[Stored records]
◆ ◆ ◆ ◆
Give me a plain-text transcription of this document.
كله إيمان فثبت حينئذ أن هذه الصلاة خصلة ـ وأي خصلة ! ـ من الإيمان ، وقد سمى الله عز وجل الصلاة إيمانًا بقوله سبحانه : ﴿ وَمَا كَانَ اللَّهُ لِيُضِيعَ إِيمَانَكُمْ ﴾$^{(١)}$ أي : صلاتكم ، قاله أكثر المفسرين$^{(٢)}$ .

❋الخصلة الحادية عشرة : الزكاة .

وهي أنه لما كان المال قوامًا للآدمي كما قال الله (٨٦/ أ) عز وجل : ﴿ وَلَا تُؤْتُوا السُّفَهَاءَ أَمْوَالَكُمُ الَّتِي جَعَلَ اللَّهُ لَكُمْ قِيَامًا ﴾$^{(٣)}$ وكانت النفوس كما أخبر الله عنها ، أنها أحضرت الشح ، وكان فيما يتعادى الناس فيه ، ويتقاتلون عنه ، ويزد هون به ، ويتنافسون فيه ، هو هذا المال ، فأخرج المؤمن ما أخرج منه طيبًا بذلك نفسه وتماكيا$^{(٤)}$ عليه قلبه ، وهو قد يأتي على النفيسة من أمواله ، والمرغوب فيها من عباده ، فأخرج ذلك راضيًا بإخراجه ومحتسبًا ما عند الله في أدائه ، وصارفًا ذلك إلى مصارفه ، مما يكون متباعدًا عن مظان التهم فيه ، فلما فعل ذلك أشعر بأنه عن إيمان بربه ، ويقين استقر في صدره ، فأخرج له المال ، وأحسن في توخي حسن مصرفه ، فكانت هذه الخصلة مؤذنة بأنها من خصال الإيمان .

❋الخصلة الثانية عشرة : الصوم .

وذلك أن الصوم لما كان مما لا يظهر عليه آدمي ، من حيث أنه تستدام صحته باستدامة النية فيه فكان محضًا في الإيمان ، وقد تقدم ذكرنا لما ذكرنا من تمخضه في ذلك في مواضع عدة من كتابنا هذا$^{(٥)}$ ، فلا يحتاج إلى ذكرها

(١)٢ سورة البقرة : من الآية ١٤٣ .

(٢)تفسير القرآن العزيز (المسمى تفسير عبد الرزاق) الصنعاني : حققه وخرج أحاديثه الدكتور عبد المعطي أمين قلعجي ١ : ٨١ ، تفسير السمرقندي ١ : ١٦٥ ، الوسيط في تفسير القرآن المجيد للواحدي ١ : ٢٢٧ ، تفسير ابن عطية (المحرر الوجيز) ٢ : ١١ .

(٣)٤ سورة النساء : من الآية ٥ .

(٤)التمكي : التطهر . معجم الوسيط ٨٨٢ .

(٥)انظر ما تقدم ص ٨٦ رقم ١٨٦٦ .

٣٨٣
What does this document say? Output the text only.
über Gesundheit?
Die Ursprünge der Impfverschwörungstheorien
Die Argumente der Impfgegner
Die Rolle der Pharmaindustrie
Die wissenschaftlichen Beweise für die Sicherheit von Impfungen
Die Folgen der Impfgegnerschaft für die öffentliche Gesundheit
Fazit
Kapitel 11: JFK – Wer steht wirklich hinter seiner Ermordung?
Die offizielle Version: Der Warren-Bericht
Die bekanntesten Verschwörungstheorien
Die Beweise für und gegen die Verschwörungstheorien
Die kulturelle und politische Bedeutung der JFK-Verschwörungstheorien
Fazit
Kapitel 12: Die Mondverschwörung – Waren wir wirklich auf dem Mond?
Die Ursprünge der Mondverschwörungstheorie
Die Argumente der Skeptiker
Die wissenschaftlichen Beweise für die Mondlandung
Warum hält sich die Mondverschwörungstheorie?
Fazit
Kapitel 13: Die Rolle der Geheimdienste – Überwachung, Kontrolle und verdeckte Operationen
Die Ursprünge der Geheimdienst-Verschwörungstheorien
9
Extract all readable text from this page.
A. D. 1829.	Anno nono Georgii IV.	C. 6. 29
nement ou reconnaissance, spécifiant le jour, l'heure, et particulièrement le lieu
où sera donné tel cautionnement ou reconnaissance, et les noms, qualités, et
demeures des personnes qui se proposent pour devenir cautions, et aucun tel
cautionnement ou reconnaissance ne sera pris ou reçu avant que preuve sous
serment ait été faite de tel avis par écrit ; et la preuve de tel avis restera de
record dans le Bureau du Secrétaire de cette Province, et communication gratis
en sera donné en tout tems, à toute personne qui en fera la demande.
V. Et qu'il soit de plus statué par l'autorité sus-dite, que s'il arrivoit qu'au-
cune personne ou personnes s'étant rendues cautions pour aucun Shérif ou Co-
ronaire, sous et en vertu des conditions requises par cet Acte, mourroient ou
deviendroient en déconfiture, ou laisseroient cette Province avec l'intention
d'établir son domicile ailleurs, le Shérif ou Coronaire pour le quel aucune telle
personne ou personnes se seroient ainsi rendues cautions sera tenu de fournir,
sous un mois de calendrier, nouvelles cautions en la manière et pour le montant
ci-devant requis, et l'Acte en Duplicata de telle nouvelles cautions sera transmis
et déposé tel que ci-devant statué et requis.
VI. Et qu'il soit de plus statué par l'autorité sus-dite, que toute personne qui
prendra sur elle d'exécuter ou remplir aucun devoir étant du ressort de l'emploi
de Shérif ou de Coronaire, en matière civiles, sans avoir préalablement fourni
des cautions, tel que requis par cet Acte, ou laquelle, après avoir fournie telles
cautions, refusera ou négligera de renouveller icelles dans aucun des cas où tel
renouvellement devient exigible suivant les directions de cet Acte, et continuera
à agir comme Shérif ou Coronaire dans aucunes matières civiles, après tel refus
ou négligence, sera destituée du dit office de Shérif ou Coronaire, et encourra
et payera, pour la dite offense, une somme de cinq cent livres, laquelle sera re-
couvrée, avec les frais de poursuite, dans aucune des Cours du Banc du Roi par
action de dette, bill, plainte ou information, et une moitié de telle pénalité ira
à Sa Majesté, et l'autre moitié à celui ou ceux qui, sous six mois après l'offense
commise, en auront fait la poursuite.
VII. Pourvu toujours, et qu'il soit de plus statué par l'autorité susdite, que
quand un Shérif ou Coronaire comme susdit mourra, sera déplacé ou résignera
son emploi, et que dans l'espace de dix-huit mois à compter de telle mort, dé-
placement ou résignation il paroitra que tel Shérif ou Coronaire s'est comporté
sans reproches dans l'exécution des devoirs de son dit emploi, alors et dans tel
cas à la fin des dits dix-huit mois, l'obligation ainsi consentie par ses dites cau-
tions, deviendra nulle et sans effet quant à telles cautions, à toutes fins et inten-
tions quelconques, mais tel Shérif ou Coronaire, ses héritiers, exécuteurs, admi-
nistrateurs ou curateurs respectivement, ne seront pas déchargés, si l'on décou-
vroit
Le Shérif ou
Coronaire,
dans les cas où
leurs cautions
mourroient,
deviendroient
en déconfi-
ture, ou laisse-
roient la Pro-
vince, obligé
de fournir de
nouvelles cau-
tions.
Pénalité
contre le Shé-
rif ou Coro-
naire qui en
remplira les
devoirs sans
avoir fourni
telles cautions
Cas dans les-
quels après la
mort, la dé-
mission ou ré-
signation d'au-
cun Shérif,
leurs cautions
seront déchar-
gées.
◆ ◆ ◆ ◆
From the entries above, copy each line holding "après".

[CORRECT RESPONSE]
des cautions, tel que requis par cet Acte, ou laquelle, après avoir fournie telles
à agir comme Shérif ou Coronaire dans aucunes matières civiles, après tel refus
à Sa Majesté, et l'autre moitié à celui ou ceux qui, sous six mois après l'offense
quels après la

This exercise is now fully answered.